SHORT TASK: Present every line in which the string "color" appears.

MATERIAL FOR THIS EXERCISE:
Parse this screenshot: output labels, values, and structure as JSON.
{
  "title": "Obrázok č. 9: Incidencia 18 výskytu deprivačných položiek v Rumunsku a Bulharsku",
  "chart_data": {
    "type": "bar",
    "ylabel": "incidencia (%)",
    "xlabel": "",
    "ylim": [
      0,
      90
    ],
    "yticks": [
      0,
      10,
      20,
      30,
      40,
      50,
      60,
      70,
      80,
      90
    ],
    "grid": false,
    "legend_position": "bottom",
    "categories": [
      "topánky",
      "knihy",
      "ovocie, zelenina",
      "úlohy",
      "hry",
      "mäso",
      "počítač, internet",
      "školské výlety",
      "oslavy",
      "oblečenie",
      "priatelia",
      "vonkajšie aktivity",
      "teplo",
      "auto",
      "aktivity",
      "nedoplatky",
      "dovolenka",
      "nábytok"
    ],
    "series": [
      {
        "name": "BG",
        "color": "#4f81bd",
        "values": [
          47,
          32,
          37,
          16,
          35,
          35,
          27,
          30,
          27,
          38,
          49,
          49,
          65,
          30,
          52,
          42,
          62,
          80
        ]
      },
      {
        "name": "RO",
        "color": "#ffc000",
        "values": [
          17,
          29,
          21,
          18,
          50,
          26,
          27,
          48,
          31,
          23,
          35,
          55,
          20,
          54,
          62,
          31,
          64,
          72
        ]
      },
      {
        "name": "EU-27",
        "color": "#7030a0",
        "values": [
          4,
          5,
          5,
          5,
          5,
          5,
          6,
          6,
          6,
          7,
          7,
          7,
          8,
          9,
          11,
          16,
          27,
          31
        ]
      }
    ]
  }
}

WORKED ANSWER:
        "color": "#4f81bd",
        "color": "#ffc000",
        "color": "#7030a0",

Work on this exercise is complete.